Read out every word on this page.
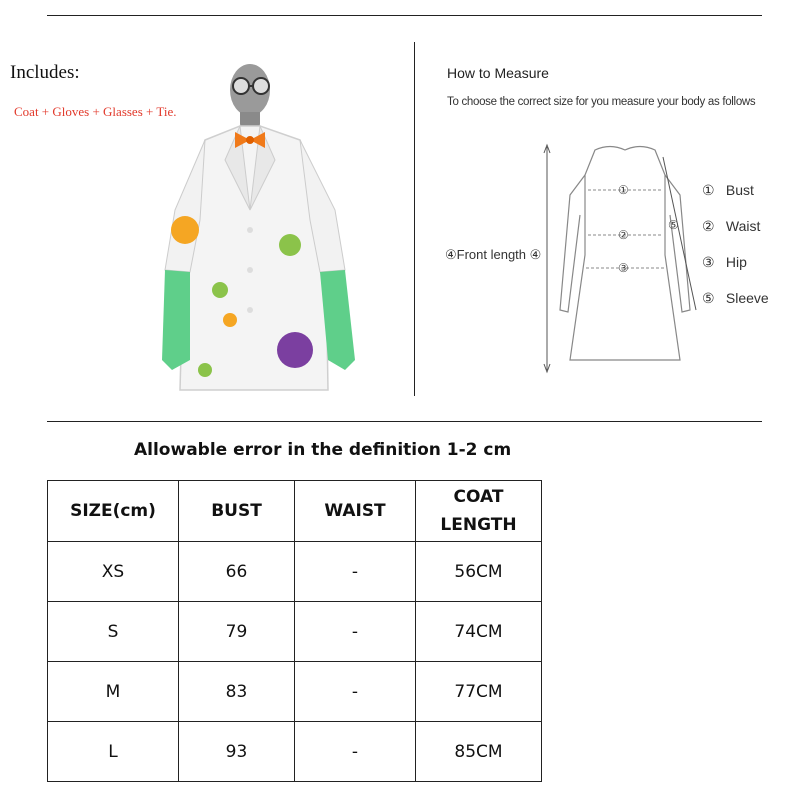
Includes:
Coat + Gloves + Glasses + Tie.
How to Measure
To choose the correct size for you measure your body as follows
①
②
③
⑤
④Front length ④
① Bust
② Waist
③ Hip
⑤ Sleeve
Allowable error in the definition 1-2 cm
SIZE(cm)	BUST	WAIST	COAT LENGTH
XS	66	-	56CM
S	79	-	74CM
M	83	-	77CM
L	93	-	85CM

### Written exercise
Retype the records exactly. Any image in them should not appear in what you write.

### Solution below
Read out every word on this page.
Includes:
Coat + Gloves + Glasses + Tie.
How to Measure
To choose the correct size for you measure your body as follows
①
②
③
⑤
④Front length ④
① Bust
② Waist
③ Hip
⑤ Sleeve
Allowable error in the definition 1-2 cm
SIZE(cm)	BUST	WAIST	COAT LENGTH
XS	66	-	56CM
S	79	-	74CM
M	83	-	77CM
L	93	-	85CM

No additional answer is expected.